Set problem »
Please quote every line word for word.

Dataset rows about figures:

* Begin *

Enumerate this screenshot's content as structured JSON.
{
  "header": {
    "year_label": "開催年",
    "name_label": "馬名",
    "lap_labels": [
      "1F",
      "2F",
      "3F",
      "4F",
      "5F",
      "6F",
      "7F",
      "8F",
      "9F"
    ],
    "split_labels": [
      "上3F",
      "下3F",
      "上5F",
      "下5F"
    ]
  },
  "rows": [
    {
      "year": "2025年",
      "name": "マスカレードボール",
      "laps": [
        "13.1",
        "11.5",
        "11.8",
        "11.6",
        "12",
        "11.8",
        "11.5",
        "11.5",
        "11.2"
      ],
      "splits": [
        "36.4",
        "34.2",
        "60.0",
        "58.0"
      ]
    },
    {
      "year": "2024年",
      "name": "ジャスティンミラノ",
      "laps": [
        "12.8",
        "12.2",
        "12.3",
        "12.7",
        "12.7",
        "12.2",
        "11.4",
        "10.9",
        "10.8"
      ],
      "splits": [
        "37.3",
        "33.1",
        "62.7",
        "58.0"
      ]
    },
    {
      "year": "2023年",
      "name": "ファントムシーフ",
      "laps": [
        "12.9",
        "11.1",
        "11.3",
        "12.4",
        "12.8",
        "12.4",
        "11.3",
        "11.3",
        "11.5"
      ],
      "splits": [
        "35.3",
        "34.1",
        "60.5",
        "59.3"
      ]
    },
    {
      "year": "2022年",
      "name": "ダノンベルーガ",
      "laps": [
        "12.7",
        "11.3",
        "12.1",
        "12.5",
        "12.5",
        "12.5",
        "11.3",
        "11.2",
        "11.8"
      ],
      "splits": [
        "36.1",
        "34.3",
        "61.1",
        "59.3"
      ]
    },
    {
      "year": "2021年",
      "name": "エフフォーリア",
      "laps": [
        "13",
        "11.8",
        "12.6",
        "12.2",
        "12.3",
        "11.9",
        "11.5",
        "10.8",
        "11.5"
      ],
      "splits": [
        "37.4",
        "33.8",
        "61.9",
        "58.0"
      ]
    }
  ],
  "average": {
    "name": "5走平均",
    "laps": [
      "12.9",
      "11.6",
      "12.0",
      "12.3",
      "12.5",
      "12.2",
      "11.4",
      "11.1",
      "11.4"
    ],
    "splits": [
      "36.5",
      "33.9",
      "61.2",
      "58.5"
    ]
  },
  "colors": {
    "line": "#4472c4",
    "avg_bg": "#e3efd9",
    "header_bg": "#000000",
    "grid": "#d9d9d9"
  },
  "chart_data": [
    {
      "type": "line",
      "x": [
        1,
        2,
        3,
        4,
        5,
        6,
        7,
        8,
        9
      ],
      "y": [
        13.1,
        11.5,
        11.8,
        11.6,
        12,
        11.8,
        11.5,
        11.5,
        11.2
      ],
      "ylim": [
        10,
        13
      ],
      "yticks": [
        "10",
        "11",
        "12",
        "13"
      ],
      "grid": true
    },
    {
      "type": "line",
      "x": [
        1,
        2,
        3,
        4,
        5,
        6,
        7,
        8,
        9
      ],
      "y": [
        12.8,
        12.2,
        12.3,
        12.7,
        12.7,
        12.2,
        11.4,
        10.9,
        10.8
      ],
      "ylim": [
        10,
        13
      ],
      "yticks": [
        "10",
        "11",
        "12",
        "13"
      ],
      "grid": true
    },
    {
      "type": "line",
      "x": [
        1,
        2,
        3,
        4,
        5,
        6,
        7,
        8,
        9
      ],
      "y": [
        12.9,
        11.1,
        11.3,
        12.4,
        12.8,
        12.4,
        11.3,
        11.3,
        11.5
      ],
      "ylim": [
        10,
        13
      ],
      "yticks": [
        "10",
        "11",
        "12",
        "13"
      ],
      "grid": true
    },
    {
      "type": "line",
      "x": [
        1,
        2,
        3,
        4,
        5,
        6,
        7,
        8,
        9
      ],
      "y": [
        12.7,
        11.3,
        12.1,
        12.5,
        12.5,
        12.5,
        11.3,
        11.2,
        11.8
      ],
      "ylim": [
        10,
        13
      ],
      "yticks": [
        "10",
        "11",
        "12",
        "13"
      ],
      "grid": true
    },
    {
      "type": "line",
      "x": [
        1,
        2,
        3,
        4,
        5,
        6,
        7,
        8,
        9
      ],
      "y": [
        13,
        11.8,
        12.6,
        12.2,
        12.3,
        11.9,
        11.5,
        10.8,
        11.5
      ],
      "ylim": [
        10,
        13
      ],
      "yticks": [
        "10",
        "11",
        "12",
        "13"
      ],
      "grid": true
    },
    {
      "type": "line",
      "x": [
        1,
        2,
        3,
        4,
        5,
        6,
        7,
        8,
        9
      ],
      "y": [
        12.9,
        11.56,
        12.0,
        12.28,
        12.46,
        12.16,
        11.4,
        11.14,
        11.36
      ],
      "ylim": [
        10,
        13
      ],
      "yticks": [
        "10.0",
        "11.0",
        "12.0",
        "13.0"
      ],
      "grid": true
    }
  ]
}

* End *

Final result »
Enumerate this screenshot's content as structured JSON.
{
  "header": {
    "year_label": "開催年",
    "name_label": "馬名",
    "lap_labels": [
      "1F",
      "2F",
      "3F",
      "4F",
      "5F",
      "6F",
      "7F",
      "8F",
      "9F"
    ],
    "split_labels": [
      "上3F",
      "下3F",
      "上5F",
      "下5F"
    ]
  },
  "rows": [
    {
      "year": "2025年",
      "name": "マスカレードボール",
      "laps": [
        "13.1",
        "11.5",
        "11.8",
        "11.6",
        "12",
        "11.8",
        "11.5",
        "11.5",
        "11.2"
      ],
      "splits": [
        "36.4",
        "34.2",
        "60.0",
        "58.0"
      ]
    },
    {
      "year": "2024年",
      "name": "ジャスティンミラノ",
      "laps": [
        "12.8",
        "12.2",
        "12.3",
        "12.7",
        "12.7",
        "12.2",
        "11.4",
        "10.9",
        "10.8"
      ],
      "splits": [
        "37.3",
        "33.1",
        "62.7",
        "58.0"
      ]
    },
    {
      "year": "2023年",
      "name": "ファントムシーフ",
      "laps": [
        "12.9",
        "11.1",
        "11.3",
        "12.4",
        "12.8",
        "12.4",
        "11.3",
        "11.3",
        "11.5"
      ],
      "splits": [
        "35.3",
        "34.1",
        "60.5",
        "59.3"
      ]
    },
    {
      "year": "2022年",
      "name": "ダノンベルーガ",
      "laps": [
        "12.7",
        "11.3",
        "12.1",
        "12.5",
        "12.5",
        "12.5",
        "11.3",
        "11.2",
        "11.8"
      ],
      "splits": [
        "36.1",
        "34.3",
        "61.1",
        "59.3"
      ]
    },
    {
      "year": "2021年",
      "name": "エフフォーリア",
      "laps": [
        "13",
        "11.8",
        "12.6",
        "12.2",
        "12.3",
        "11.9",
        "11.5",
        "10.8",
        "11.5"
      ],
      "splits": [
        "37.4",
        "33.8",
        "61.9",
        "58.0"
      ]
    }
  ],
  "average": {
    "name": "5走平均",
    "laps": [
      "12.9",
      "11.6",
      "12.0",
      "12.3",
      "12.5",
      "12.2",
      "11.4",
      "11.1",
      "11.4"
    ],
    "splits": [
      "36.5",
      "33.9",
      "61.2",
      "58.5"
    ]
  },
  "colors": {
    "line": "#4472c4",
    "avg_bg": "#e3efd9",
    "header_bg": "#000000",
    "grid": "#d9d9d9"
  },
  "chart_data": [
    {
      "type": "line",
      "x": [
        1,
        2,
        3,
        4,
        5,
        6,
        7,
        8,
        9
      ],
      "y": [
        13.1,
        11.5,
        11.8,
        11.6,
        12,
        11.8,
        11.5,
        11.5,
        11.2
      ],
      "ylim": [
        10,
        13
      ],
      "yticks": [
        "10",
        "11",
        "12",
        "13"
      ],
      "grid": true
    },
    {
      "type": "line",
      "x": [
        1,
        2,
        3,
        4,
        5,
        6,
        7,
        8,
        9
      ],
      "y": [
        12.8,
        12.2,
        12.3,
        12.7,
        12.7,
        12.2,
        11.4,
        10.9,
        10.8
      ],
      "ylim": [
        10,
        13
      ],
      "yticks": [
        "10",
        "11",
        "12",
        "13"
      ],
      "grid": true
    },
    {
      "type": "line",
      "x": [
        1,
        2,
        3,
        4,
        5,
        6,
        7,
        8,
        9
      ],
      "y": [
        12.9,
        11.1,
        11.3,
        12.4,
        12.8,
        12.4,
        11.3,
        11.3,
        11.5
      ],
      "ylim": [
        10,
        13
      ],
      "yticks": [
        "10",
        "11",
        "12",
        "13"
      ],
      "grid": true
    },
    {
      "type": "line",
      "x": [
        1,
        2,
        3,
        4,
        5,
        6,
        7,
        8,
        9
      ],
      "y": [
        12.7,
        11.3,
        12.1,
        12.5,
        12.5,
        12.5,
        11.3,
        11.2,
        11.8
      ],
      "ylim": [
        10,
        13
      ],
      "yticks": [
        "10",
        "11",
        "12",
        "13"
      ],
      "grid": true
    },
    {
      "type": "line",
      "x": [
        1,
        2,
        3,
        4,
        5,
        6,
        7,
        8,
        9
      ],
      "y": [
        13,
        11.8,
        12.6,
        12.2,
        12.3,
        11.9,
        11.5,
        10.8,
        11.5
      ],
      "ylim": [
        10,
        13
      ],
      "yticks": [
        "10",
        "11",
        "12",
        "13"
      ],
      "grid": true
    },
    {
      "type": "line",
      "x": [
        1,
        2,
        3,
        4,
        5,
        6,
        7,
        8,
        9
      ],
      "y": [
        12.9,
        11.56,
        12.0,
        12.28,
        12.46,
        12.16,
        11.4,
        11.14,
        11.36
      ],
      "ylim": [
        10,
        13
      ],
      "yticks": [
        "10.0",
        "11.0",
        "12.0",
        "13.0"
      ],
      "grid": true
    }
  ]
}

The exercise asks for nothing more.